Raw data:

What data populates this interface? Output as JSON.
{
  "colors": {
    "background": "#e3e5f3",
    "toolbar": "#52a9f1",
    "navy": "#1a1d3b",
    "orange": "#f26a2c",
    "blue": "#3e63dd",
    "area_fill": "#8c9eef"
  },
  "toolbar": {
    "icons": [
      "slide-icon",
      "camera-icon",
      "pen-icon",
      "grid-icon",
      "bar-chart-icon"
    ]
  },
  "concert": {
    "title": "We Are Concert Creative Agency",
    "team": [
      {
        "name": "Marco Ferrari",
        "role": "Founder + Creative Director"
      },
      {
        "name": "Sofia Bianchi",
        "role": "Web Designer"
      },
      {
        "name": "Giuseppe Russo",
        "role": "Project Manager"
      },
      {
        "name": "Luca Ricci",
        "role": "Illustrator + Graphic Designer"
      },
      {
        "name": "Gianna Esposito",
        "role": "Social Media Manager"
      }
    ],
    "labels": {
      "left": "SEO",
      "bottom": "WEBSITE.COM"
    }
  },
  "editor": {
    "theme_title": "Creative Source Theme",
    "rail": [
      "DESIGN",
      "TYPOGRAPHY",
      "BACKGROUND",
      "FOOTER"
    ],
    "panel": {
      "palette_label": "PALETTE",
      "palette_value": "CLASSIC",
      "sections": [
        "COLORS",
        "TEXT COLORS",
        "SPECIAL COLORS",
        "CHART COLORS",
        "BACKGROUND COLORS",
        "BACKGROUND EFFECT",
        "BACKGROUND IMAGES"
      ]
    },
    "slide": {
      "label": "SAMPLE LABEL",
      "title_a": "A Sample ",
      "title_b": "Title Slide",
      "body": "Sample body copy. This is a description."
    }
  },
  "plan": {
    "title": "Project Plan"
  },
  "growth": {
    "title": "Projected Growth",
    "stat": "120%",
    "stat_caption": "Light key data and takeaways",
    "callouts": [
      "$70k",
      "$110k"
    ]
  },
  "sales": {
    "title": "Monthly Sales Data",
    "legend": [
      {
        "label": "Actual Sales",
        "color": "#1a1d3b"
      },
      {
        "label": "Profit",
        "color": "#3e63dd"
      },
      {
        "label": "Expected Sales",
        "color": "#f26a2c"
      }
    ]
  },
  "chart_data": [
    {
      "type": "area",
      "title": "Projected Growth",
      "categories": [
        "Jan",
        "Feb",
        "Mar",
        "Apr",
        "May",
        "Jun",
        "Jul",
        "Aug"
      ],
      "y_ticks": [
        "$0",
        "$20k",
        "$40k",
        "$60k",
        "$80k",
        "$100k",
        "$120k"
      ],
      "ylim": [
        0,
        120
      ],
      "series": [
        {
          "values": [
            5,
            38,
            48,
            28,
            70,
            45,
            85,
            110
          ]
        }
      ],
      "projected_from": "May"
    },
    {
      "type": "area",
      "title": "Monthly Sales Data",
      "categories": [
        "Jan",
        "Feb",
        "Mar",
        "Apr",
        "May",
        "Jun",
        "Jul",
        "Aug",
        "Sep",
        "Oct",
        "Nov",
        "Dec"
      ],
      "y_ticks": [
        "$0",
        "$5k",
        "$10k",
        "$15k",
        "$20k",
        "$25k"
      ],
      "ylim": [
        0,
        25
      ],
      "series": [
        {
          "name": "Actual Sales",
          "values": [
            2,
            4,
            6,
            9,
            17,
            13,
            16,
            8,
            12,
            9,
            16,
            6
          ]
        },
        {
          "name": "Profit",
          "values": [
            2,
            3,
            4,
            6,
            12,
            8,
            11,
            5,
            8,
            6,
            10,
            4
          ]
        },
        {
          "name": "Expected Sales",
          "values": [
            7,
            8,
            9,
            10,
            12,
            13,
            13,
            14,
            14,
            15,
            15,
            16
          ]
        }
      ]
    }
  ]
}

Challenge:
Each line above must be printed exactly as it appears.

Output:
What data populates this interface? Output as JSON.
{
  "colors": {
    "background": "#e3e5f3",
    "toolbar": "#52a9f1",
    "navy": "#1a1d3b",
    "orange": "#f26a2c",
    "blue": "#3e63dd",
    "area_fill": "#8c9eef"
  },
  "toolbar": {
    "icons": [
      "slide-icon",
      "camera-icon",
      "pen-icon",
      "grid-icon",
      "bar-chart-icon"
    ]
  },
  "concert": {
    "title": "We Are Concert Creative Agency",
    "team": [
      {
        "name": "Marco Ferrari",
        "role": "Founder + Creative Director"
      },
      {
        "name": "Sofia Bianchi",
        "role": "Web Designer"
      },
      {
        "name": "Giuseppe Russo",
        "role": "Project Manager"
      },
      {
        "name": "Luca Ricci",
        "role": "Illustrator + Graphic Designer"
      },
      {
        "name": "Gianna Esposito",
        "role": "Social Media Manager"
      }
    ],
    "labels": {
      "left": "SEO",
      "bottom": "WEBSITE.COM"
    }
  },
  "editor": {
    "theme_title": "Creative Source Theme",
    "rail": [
      "DESIGN",
      "TYPOGRAPHY",
      "BACKGROUND",
      "FOOTER"
    ],
    "panel": {
      "palette_label": "PALETTE",
      "palette_value": "CLASSIC",
      "sections": [
        "COLORS",
        "TEXT COLORS",
        "SPECIAL COLORS",
        "CHART COLORS",
        "BACKGROUND COLORS",
        "BACKGROUND EFFECT",
        "BACKGROUND IMAGES"
      ]
    },
    "slide": {
      "label": "SAMPLE LABEL",
      "title_a": "A Sample ",
      "title_b": "Title Slide",
      "body": "Sample body copy. This is a description."
    }
  },
  "plan": {
    "title": "Project Plan"
  },
  "growth": {
    "title": "Projected Growth",
    "stat": "120%",
    "stat_caption": "Light key data and takeaways",
    "callouts": [
      "$70k",
      "$110k"
    ]
  },
  "sales": {
    "title": "Monthly Sales Data",
    "legend": [
      {
        "label": "Actual Sales",
        "color": "#1a1d3b"
      },
      {
        "label": "Profit",
        "color": "#3e63dd"
      },
      {
        "label": "Expected Sales",
        "color": "#f26a2c"
      }
    ]
  },
  "chart_data": [
    {
      "type": "area",
      "title": "Projected Growth",
      "categories": [
        "Jan",
        "Feb",
        "Mar",
        "Apr",
        "May",
        "Jun",
        "Jul",
        "Aug"
      ],
      "y_ticks": [
        "$0",
        "$20k",
        "$40k",
        "$60k",
        "$80k",
        "$100k",
        "$120k"
      ],
      "ylim": [
        0,
        120
      ],
      "series": [
        {
          "values": [
            5,
            38,
            48,
            28,
            70,
            45,
            85,
            110
          ]
        }
      ],
      "projected_from": "May"
    },
    {
      "type": "area",
      "title": "Monthly Sales Data",
      "categories": [
        "Jan",
        "Feb",
        "Mar",
        "Apr",
        "May",
        "Jun",
        "Jul",
        "Aug",
        "Sep",
        "Oct",
        "Nov",
        "Dec"
      ],
      "y_ticks": [
        "$0",
        "$5k",
        "$10k",
        "$15k",
        "$20k",
        "$25k"
      ],
      "ylim": [
        0,
        25
      ],
      "series": [
        {
          "name": "Actual Sales",
          "values": [
            2,
            4,
            6,
            9,
            17,
            13,
            16,
            8,
            12,
            9,
            16,
            6
          ]
        },
        {
          "name": "Profit",
          "values": [
            2,
            3,
            4,
            6,
            12,
            8,
            11,
            5,
            8,
            6,
            10,
            4
          ]
        },
        {
          "name": "Expected Sales",
          "values": [
            7,
            8,
            9,
            10,
            12,
            13,
            13,
            14,
            14,
            15,
            15,
            16
          ]
        }
      ]
    }
  ]
}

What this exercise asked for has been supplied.